## Task instructions
Repeat every record below exactly, but leave out any pictures.

####################

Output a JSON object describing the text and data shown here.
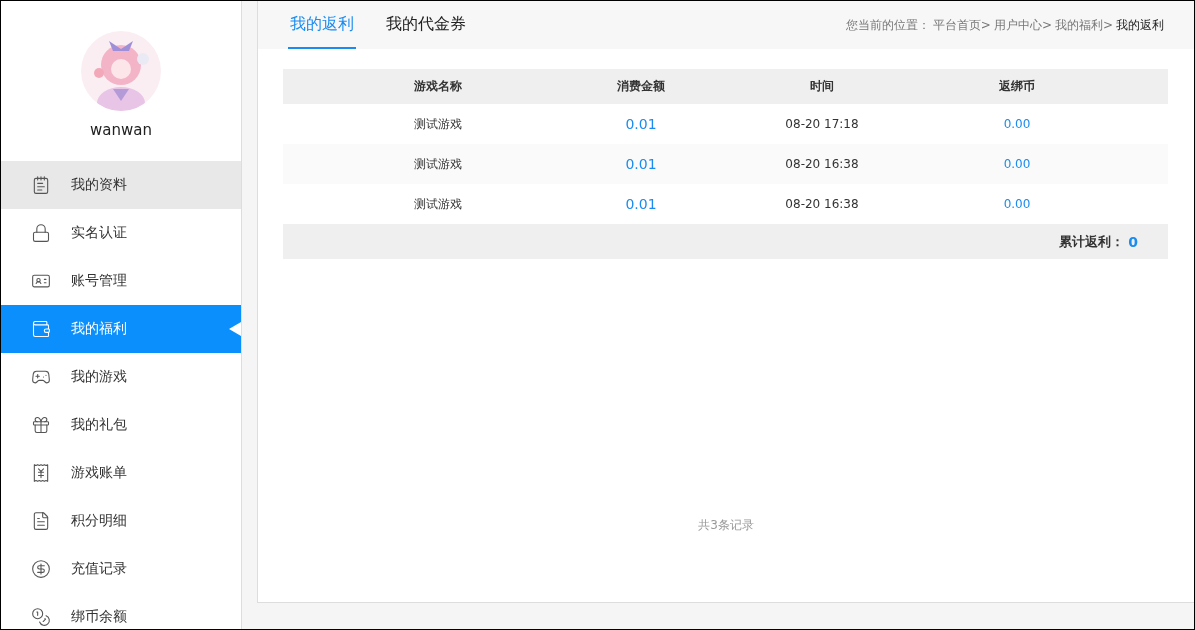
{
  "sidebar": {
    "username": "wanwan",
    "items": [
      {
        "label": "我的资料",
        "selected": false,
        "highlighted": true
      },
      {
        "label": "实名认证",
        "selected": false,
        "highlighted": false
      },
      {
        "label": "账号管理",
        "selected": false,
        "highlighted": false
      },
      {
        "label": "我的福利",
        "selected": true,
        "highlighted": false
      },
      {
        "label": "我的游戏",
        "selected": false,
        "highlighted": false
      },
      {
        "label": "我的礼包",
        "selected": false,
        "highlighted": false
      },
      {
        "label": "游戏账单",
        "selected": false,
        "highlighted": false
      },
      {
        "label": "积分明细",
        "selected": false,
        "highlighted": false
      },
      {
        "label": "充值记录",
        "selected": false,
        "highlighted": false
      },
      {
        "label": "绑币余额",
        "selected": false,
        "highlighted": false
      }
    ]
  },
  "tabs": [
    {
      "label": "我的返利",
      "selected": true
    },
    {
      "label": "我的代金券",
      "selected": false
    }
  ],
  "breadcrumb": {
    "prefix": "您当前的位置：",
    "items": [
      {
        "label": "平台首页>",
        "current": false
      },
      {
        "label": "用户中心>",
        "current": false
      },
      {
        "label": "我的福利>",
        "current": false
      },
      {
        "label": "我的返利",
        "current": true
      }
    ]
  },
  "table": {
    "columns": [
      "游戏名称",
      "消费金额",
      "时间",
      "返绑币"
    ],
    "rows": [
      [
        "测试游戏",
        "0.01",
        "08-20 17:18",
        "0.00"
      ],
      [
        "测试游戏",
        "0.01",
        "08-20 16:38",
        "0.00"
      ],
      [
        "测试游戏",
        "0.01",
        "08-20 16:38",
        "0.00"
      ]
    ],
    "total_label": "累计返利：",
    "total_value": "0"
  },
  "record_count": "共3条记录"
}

####################

## Solution
Output a JSON object describing the text and data shown here.
{
  "sidebar": {
    "username": "wanwan",
    "items": [
      {
        "label": "我的资料",
        "selected": false,
        "highlighted": true
      },
      {
        "label": "实名认证",
        "selected": false,
        "highlighted": false
      },
      {
        "label": "账号管理",
        "selected": false,
        "highlighted": false
      },
      {
        "label": "我的福利",
        "selected": true,
        "highlighted": false
      },
      {
        "label": "我的游戏",
        "selected": false,
        "highlighted": false
      },
      {
        "label": "我的礼包",
        "selected": false,
        "highlighted": false
      },
      {
        "label": "游戏账单",
        "selected": false,
        "highlighted": false
      },
      {
        "label": "积分明细",
        "selected": false,
        "highlighted": false
      },
      {
        "label": "充值记录",
        "selected": false,
        "highlighted": false
      },
      {
        "label": "绑币余额",
        "selected": false,
        "highlighted": false
      }
    ]
  },
  "tabs": [
    {
      "label": "我的返利",
      "selected": true
    },
    {
      "label": "我的代金券",
      "selected": false
    }
  ],
  "breadcrumb": {
    "prefix": "您当前的位置：",
    "items": [
      {
        "label": "平台首页>",
        "current": false
      },
      {
        "label": "用户中心>",
        "current": false
      },
      {
        "label": "我的福利>",
        "current": false
      },
      {
        "label": "我的返利",
        "current": true
      }
    ]
  },
  "table": {
    "columns": [
      "游戏名称",
      "消费金额",
      "时间",
      "返绑币"
    ],
    "rows": [
      [
        "测试游戏",
        "0.01",
        "08-20 17:18",
        "0.00"
      ],
      [
        "测试游戏",
        "0.01",
        "08-20 16:38",
        "0.00"
      ],
      [
        "测试游戏",
        "0.01",
        "08-20 16:38",
        "0.00"
      ]
    ],
    "total_label": "累计返利：",
    "total_value": "0"
  },
  "record_count": "共3条记录"
}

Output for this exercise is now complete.